## Task prompt
From the entries provided below, copy each line that contains the word "рода".

Extracted data entries
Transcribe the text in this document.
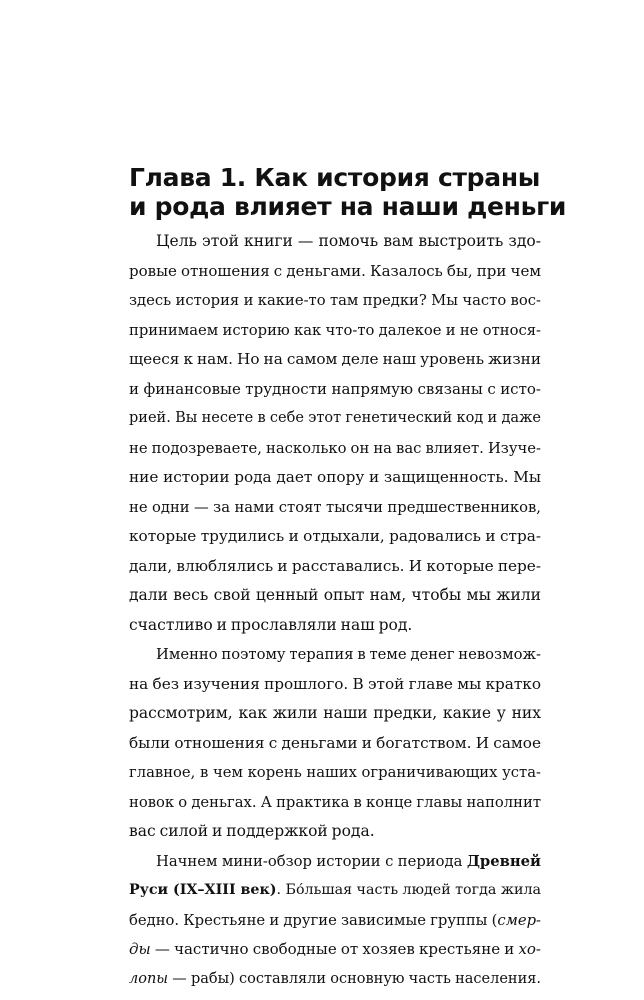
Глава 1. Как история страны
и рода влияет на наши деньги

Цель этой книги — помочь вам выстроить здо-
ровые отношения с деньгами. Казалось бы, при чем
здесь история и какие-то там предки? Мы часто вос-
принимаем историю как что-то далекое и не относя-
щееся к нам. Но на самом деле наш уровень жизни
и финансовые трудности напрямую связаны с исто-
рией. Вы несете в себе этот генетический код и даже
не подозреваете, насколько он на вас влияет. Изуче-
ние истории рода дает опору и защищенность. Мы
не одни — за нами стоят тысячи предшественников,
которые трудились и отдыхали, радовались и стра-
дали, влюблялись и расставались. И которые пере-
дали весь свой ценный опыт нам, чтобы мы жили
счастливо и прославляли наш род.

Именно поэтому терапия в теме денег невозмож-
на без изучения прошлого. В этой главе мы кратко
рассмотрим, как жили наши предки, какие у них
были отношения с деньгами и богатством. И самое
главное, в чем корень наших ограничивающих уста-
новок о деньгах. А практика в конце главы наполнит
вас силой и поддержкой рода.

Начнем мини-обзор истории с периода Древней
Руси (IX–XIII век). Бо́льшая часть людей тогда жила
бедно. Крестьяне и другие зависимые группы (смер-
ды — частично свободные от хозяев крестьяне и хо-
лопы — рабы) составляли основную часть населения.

## Solution for this task
и рода влияет на наши деньги
ние истории рода дает опору и защищенность. Мы
вас силой и поддержкой рода.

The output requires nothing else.